** start Excerpted records **

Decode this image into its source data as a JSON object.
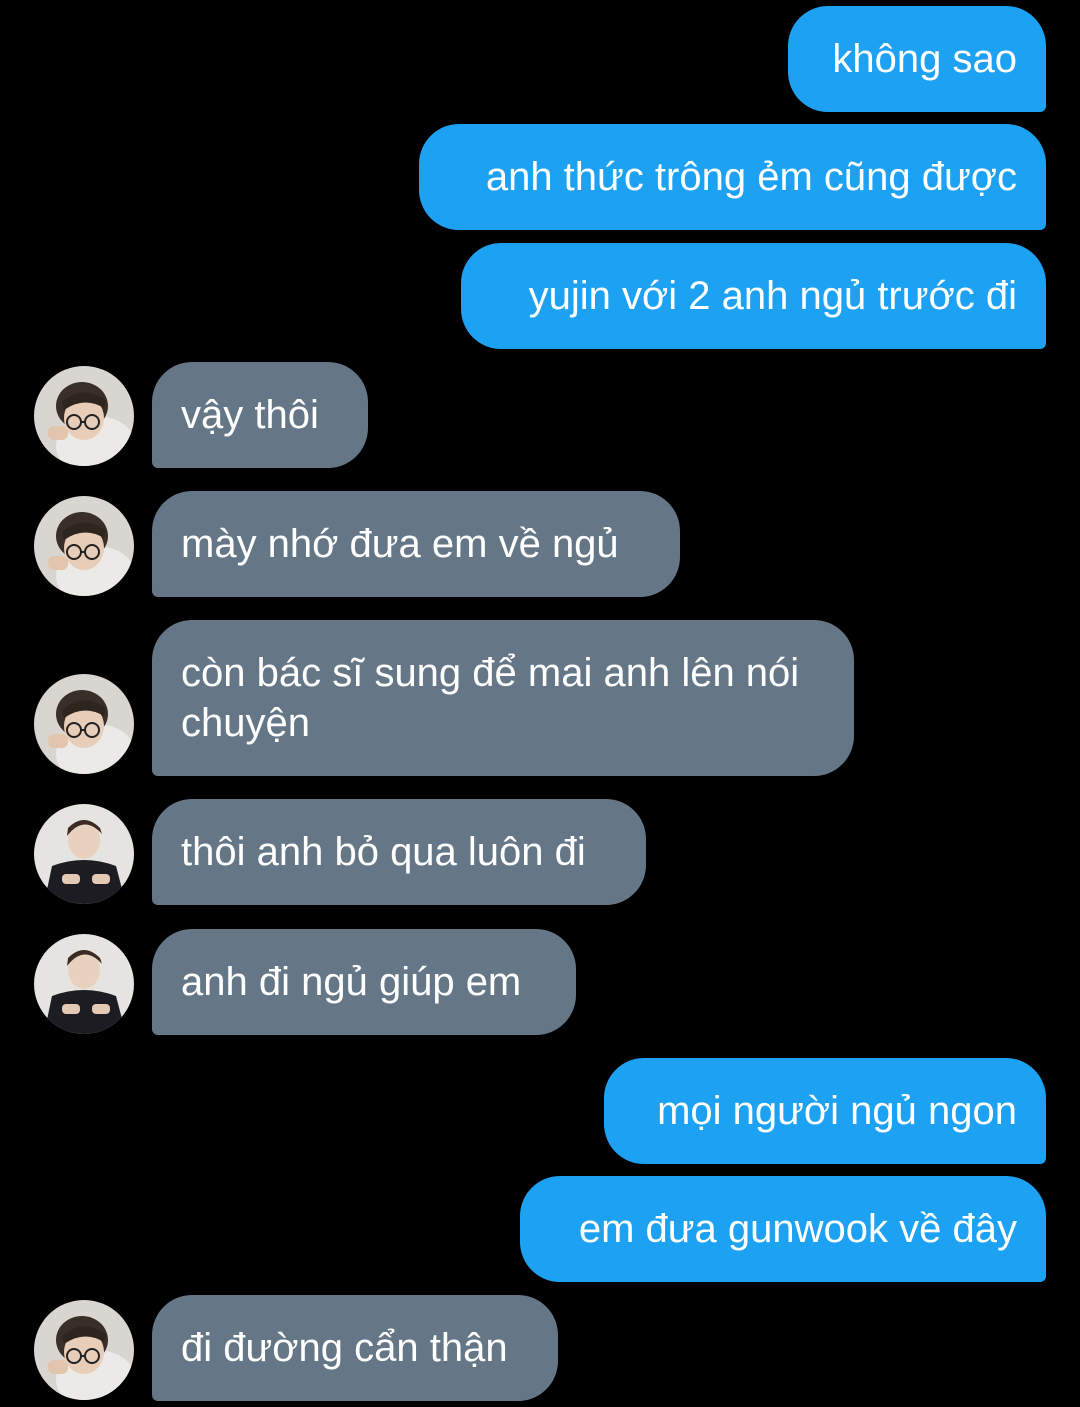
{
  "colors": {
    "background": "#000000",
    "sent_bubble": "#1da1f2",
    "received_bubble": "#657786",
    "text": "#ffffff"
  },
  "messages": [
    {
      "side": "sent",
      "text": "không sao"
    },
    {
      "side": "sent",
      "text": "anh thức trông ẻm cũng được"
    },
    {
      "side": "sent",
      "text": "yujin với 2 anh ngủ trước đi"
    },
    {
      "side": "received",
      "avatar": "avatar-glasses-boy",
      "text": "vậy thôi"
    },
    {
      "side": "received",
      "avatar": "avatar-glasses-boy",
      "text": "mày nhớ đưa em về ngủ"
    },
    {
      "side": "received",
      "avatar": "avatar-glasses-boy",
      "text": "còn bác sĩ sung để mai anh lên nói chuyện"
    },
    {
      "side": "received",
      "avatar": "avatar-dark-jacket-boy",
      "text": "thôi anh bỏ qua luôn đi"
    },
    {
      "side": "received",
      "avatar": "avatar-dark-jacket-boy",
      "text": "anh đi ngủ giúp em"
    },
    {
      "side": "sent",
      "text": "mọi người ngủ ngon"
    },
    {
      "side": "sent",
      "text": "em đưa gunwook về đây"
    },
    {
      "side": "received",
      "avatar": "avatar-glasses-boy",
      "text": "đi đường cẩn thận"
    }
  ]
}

** end Excerpted records **
** start Excerpted records **

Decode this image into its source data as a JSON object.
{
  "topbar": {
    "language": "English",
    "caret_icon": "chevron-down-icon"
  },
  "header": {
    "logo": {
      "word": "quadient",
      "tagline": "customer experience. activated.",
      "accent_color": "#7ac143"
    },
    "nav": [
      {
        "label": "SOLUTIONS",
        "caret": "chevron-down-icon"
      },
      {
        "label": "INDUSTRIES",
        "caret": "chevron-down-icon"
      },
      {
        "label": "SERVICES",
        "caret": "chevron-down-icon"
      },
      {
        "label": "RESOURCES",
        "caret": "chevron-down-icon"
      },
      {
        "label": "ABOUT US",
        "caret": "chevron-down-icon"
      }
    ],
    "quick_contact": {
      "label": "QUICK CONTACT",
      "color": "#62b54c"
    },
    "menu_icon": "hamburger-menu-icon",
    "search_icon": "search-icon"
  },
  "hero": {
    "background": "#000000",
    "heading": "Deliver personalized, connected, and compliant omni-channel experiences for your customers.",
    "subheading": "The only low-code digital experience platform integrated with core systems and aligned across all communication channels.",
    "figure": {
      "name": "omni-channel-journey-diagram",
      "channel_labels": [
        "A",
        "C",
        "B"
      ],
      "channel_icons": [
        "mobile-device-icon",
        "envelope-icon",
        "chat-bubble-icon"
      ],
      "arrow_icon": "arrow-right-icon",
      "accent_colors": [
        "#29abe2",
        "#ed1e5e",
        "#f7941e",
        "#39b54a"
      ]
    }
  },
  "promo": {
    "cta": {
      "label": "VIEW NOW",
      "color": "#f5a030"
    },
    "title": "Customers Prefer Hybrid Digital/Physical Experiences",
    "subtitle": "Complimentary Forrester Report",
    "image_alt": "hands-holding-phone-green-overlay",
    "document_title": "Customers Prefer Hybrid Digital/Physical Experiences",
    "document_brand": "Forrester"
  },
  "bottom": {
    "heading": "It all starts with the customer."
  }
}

** end Excerpted records **

Requirements »
Track down all lines above with the string "text" and copy them.

Completed task »
    "text": "#ffffff"
      "text": "không sao"
      "text": "anh thức trông ẻm cũng được"
      "text": "yujin với 2 anh ngủ trước đi"
      "text": "vậy thôi"
      "text": "mày nhớ đưa em về ngủ"
      "text": "còn bác sĩ sung để mai anh lên nói chuyện"
      "text": "thôi anh bỏ qua luôn đi"
      "text": "anh đi ngủ giúp em"
      "text": "mọi người ngủ ngon"
      "text": "em đưa gunwook về đây"
      "text": "đi đường cẩn thận"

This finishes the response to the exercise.